Requirements
In the listing that follows, how many lines contain "JSON"? Give the number only.
───── Available records ─────
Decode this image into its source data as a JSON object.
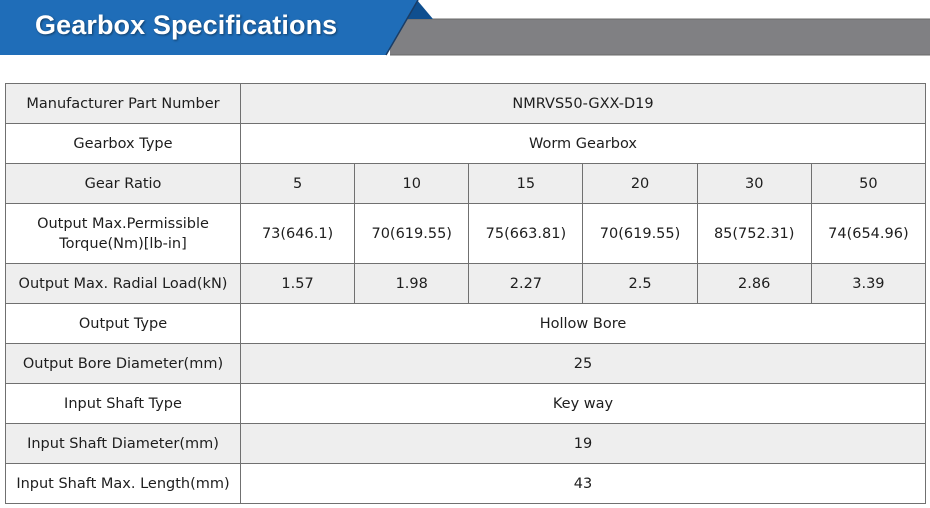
{
  "header": {
    "title": "Gearbox Specifications",
    "colors": {
      "title_bar": "#1f6db8",
      "title_bar_dark": "#0f4f8f",
      "gray_band": "#808080"
    }
  },
  "specs": {
    "part_number": {
      "label": "Manufacturer Part Number",
      "value": "NMRVS50-GXX-D19"
    },
    "gearbox_type": {
      "label": "Gearbox Type",
      "value": "Worm Gearbox"
    },
    "gear_ratio": {
      "label": "Gear Ratio",
      "values": [
        "5",
        "10",
        "15",
        "20",
        "30",
        "50"
      ]
    },
    "torque": {
      "label": "Output Max.Permissible Torque(Nm)[lb-in]",
      "values": [
        "73(646.1)",
        "70(619.55)",
        "75(663.81)",
        "70(619.55)",
        "85(752.31)",
        "74(654.96)"
      ]
    },
    "radial_load": {
      "label": "Output Max. Radial Load(kN)",
      "values": [
        "1.57",
        "1.98",
        "2.27",
        "2.5",
        "2.86",
        "3.39"
      ]
    },
    "output_type": {
      "label": "Output Type",
      "value": "Hollow Bore"
    },
    "output_bore": {
      "label": "Output Bore Diameter(mm)",
      "value": "25"
    },
    "input_shaft_type": {
      "label": "Input Shaft Type",
      "value": "Key way"
    },
    "input_shaft_diameter": {
      "label": "Input Shaft Diameter(mm)",
      "value": "19"
    },
    "input_shaft_length": {
      "label": "Input Shaft Max. Length(mm)",
      "value": "43"
    }
  }
}
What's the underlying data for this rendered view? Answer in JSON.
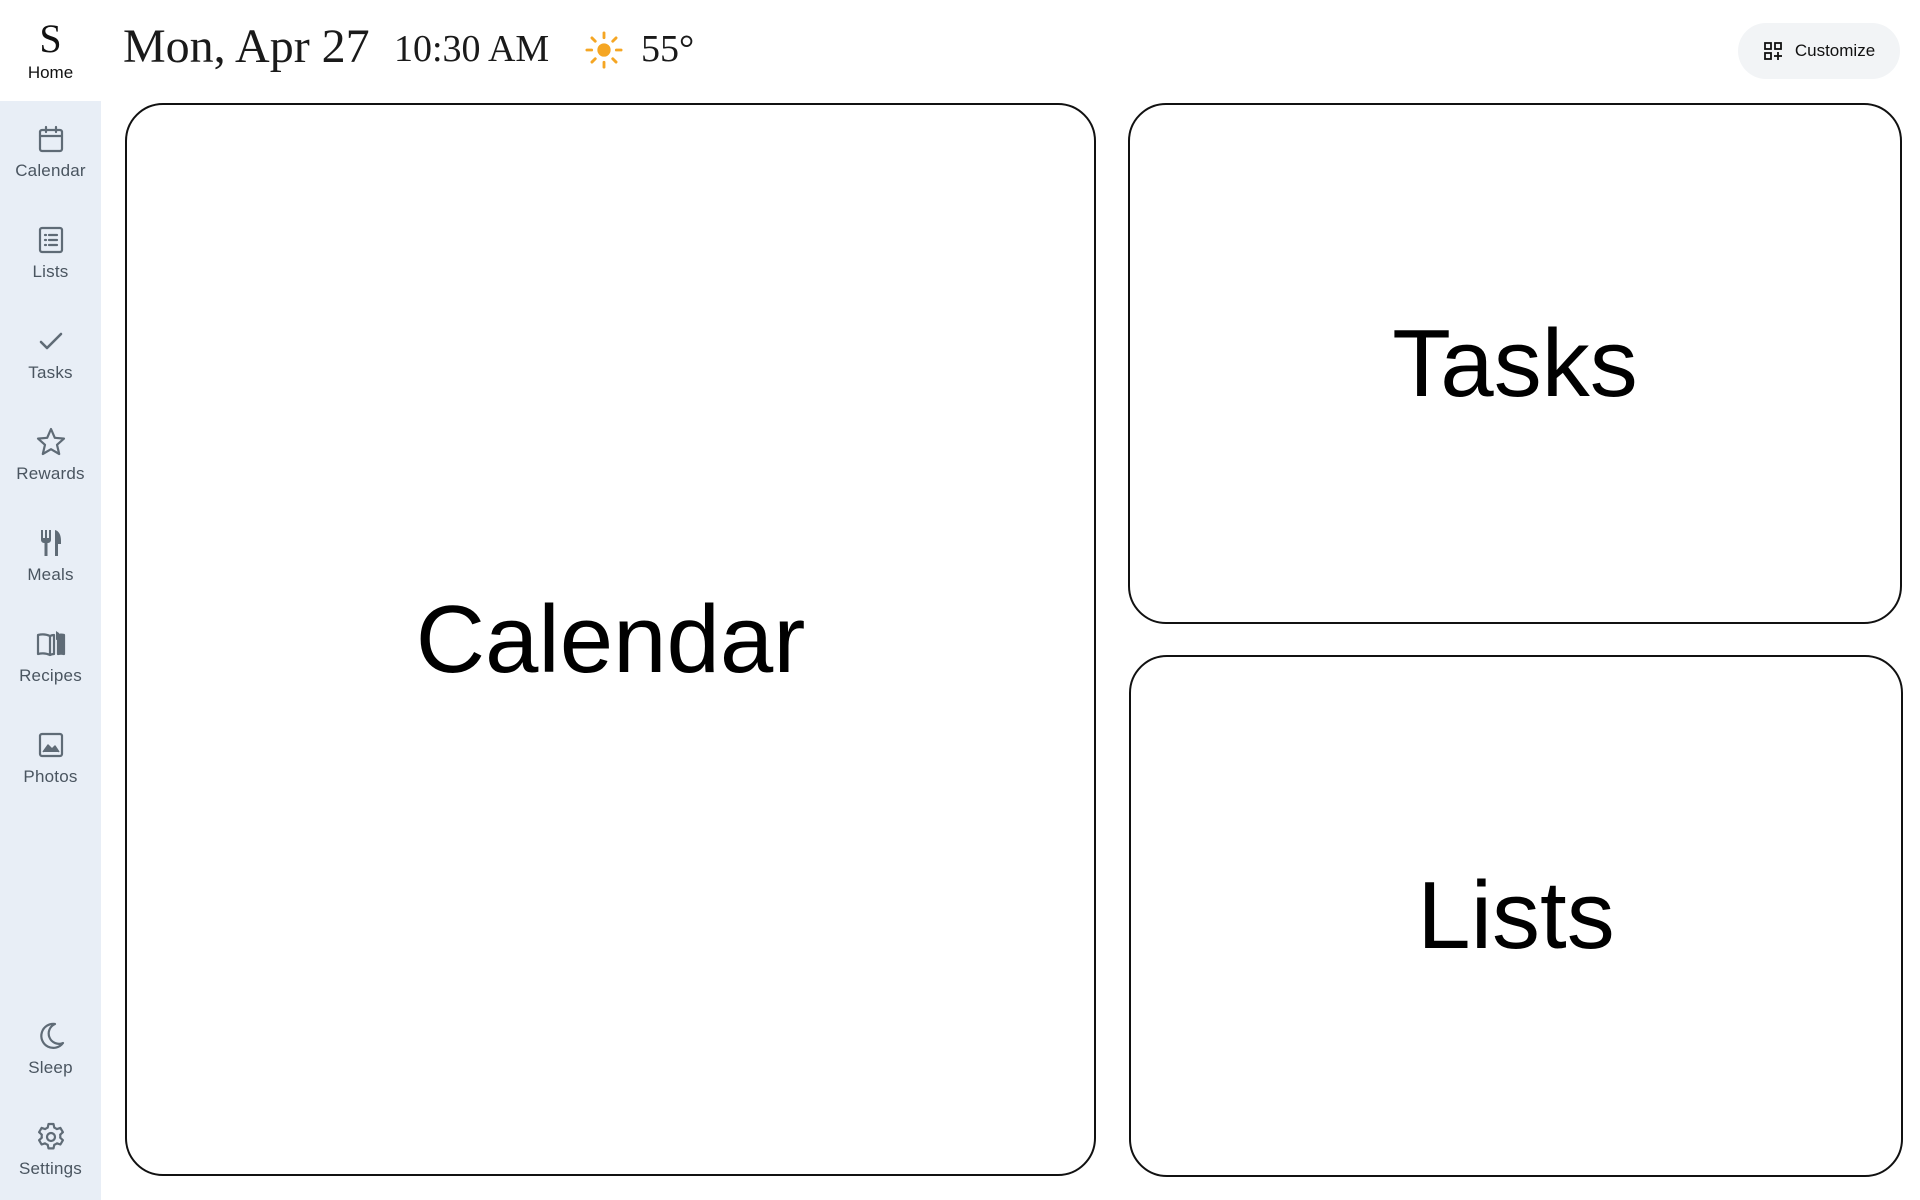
{
  "sidebar": {
    "home": {
      "logo": "S",
      "label": "Home"
    },
    "items": [
      {
        "id": "calendar",
        "label": "Calendar",
        "icon": "calendar-icon"
      },
      {
        "id": "lists",
        "label": "Lists",
        "icon": "list-icon"
      },
      {
        "id": "tasks",
        "label": "Tasks",
        "icon": "checkmark-icon"
      },
      {
        "id": "rewards",
        "label": "Rewards",
        "icon": "star-icon"
      },
      {
        "id": "meals",
        "label": "Meals",
        "icon": "fork-knife-icon"
      },
      {
        "id": "recipes",
        "label": "Recipes",
        "icon": "recipe-book-icon"
      },
      {
        "id": "photos",
        "label": "Photos",
        "icon": "photo-icon"
      }
    ],
    "bottom_items": [
      {
        "id": "sleep",
        "label": "Sleep",
        "icon": "moon-icon"
      },
      {
        "id": "settings",
        "label": "Settings",
        "icon": "gear-icon"
      }
    ]
  },
  "header": {
    "date": "Mon, Apr 27",
    "time": "10:30 AM",
    "weather_icon": "sun-icon",
    "temperature": "55°",
    "customize_label": "Customize",
    "customize_icon": "grid-add-icon"
  },
  "widgets": {
    "calendar": {
      "title": "Calendar"
    },
    "tasks": {
      "title": "Tasks"
    },
    "lists": {
      "title": "Lists"
    }
  },
  "colors": {
    "sidebar_background": "#e8eef6",
    "nav_icon": "#5f6b76",
    "sun": "#f5a623",
    "widget_border": "#111111",
    "customize_background": "#f2f4f6"
  }
}
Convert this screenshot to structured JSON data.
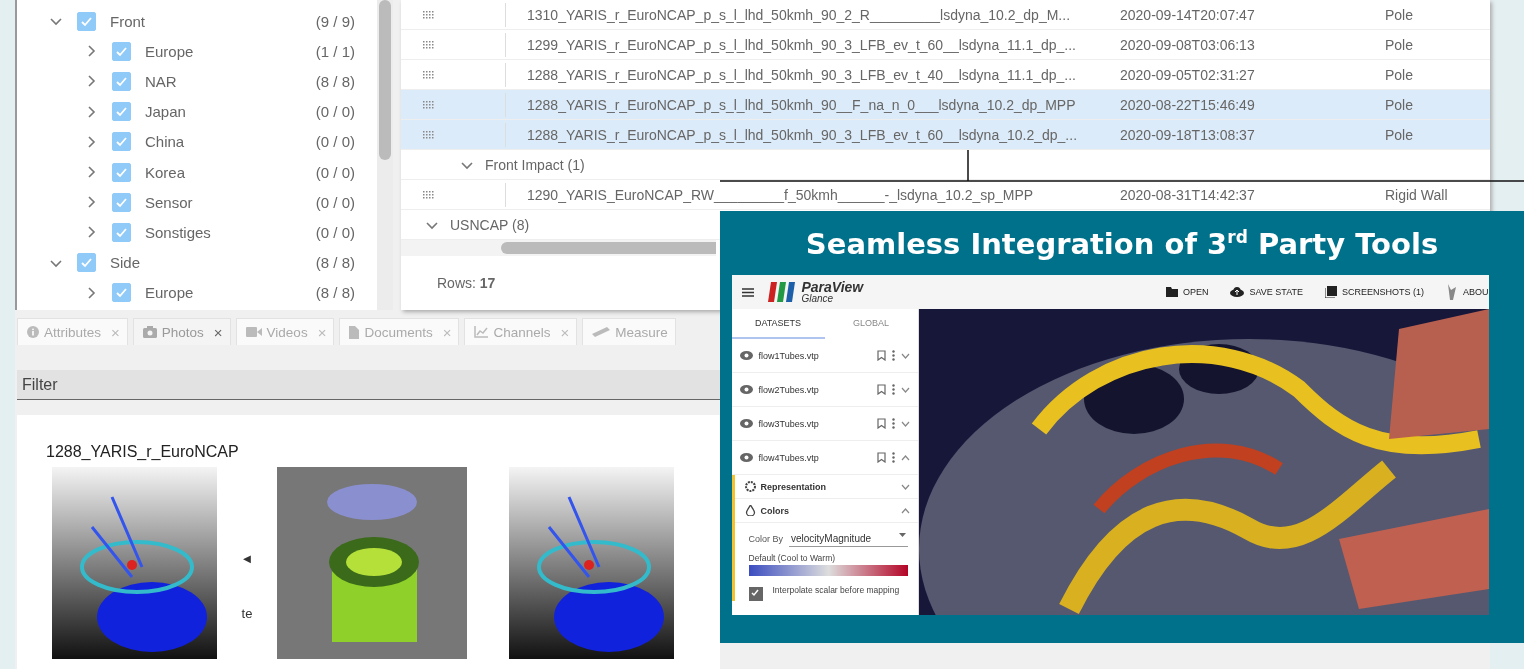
{
  "tree": {
    "items": [
      {
        "label": "Front",
        "count": "(9 / 9)",
        "checked": true,
        "expanded": true,
        "children": [
          {
            "label": "Europe",
            "count": "(1 / 1)",
            "checked": true,
            "expanded": false
          },
          {
            "label": "NAR",
            "count": "(8 / 8)",
            "checked": true,
            "expanded": false
          },
          {
            "label": "Japan",
            "count": "(0 / 0)",
            "checked": true,
            "expanded": false
          },
          {
            "label": "China",
            "count": "(0 / 0)",
            "checked": true,
            "expanded": false
          },
          {
            "label": "Korea",
            "count": "(0 / 0)",
            "checked": true,
            "expanded": false
          },
          {
            "label": "Sensor",
            "count": "(0 / 0)",
            "checked": true,
            "expanded": false
          },
          {
            "label": "Sonstiges",
            "count": "(0 / 0)",
            "checked": true,
            "expanded": false
          }
        ]
      },
      {
        "label": "Side",
        "count": "(8 / 8)",
        "checked": true,
        "expanded": true,
        "children": [
          {
            "label": "Europe",
            "count": "(8 / 8)",
            "checked": true,
            "expanded": false
          }
        ]
      }
    ]
  },
  "table": {
    "rows": [
      {
        "kind": "continued",
        "children": [
          {
            "kind": "data",
            "name": "1310_YARIS_r_EuroNCAP_p_s_l_lhd_50kmh_90_2_R_________lsdyna_10.2_dp_M...",
            "date": "2020-09-14T20:07:47",
            "type": "Pole",
            "selected": false
          },
          {
            "kind": "data",
            "name": "1299_YARIS_r_EuroNCAP_p_s_l_lhd_50kmh_90_3_LFB_ev_t_60__lsdyna_11.1_dp_...",
            "date": "2020-09-08T03:06:13",
            "type": "Pole",
            "selected": false
          },
          {
            "kind": "data",
            "name": "1288_YARIS_r_EuroNCAP_p_s_l_lhd_50kmh_90_3_LFB_ev_t_40__lsdyna_11.1_dp_...",
            "date": "2020-09-05T02:31:27",
            "type": "Pole",
            "selected": false
          },
          {
            "kind": "data",
            "name": "1288_YARIS_r_EuroNCAP_p_s_l_lhd_50kmh_90__F_na_n_0___lsdyna_10.2_dp_MPP",
            "date": "2020-08-22T15:46:49",
            "type": "Pole",
            "selected": true
          },
          {
            "kind": "data",
            "name": "1288_YARIS_r_EuroNCAP_p_s_l_lhd_50kmh_90_3_LFB_ev_t_60__lsdyna_10.2_dp_...",
            "date": "2020-09-18T13:08:37",
            "type": "Pole",
            "selected": true
          },
          {
            "kind": "group",
            "label": "Front Impact (1)",
            "expanded": true,
            "children": [
              {
                "kind": "data",
                "name": "1290_YARIS_EuroNCAP_RW_________f_50kmh______-_lsdyna_10.2_sp_MPP",
                "date": "2020-08-31T14:42:37",
                "type": "Rigid Wall",
                "selected": false
              }
            ]
          }
        ]
      },
      {
        "kind": "group",
        "label": "USNCAP (8)",
        "expanded": true
      }
    ],
    "footer_label": "Rows:",
    "footer_value": "17"
  },
  "bottom_tabs": [
    {
      "label": "Attributes",
      "selected": false,
      "close": "×"
    },
    {
      "label": "Photos",
      "selected": true,
      "close": "×"
    },
    {
      "label": "Videos",
      "selected": false,
      "close": "×"
    },
    {
      "label": "Documents",
      "selected": false,
      "close": "×"
    },
    {
      "label": "Channels",
      "selected": false,
      "close": "×"
    },
    {
      "label": "Measure",
      "selected": false
    }
  ],
  "filter": {
    "placeholder": "Filter"
  },
  "photos": {
    "title": "1288_YARIS_r_EuroNCAP",
    "arrow": "◄",
    "caption": "te"
  },
  "overlay": {
    "title": "Seamless Integration of 3$^{rd}$ Party Tools",
    "paraview": {
      "logo_name": "ParaView",
      "logo_sub": "Glance",
      "actions": [
        "OPEN",
        "SAVE STATE",
        "SCREENSHOTS (1)",
        "ABOU"
      ],
      "tabs": [
        {
          "label": "DATASETS",
          "selected": true
        },
        {
          "label": "GLOBAL",
          "selected": false
        }
      ],
      "datasets": [
        {
          "name": "flow1Tubes.vtp",
          "expanded": false
        },
        {
          "name": "flow2Tubes.vtp",
          "expanded": false
        },
        {
          "name": "flow3Tubes.vtp",
          "expanded": false
        },
        {
          "name": "flow4Tubes.vtp",
          "expanded": true
        }
      ],
      "sections": [
        {
          "label": "Representation",
          "expanded": false
        },
        {
          "label": "Colors",
          "expanded": true
        }
      ],
      "color_by": {
        "label": "Color By",
        "value": "velocityMagnitude"
      },
      "preset": "Default (Cool to Warm)",
      "interpolate": {
        "label": "Interpolate scalar before mapping",
        "checked": true
      }
    }
  }
}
─────
Solution
3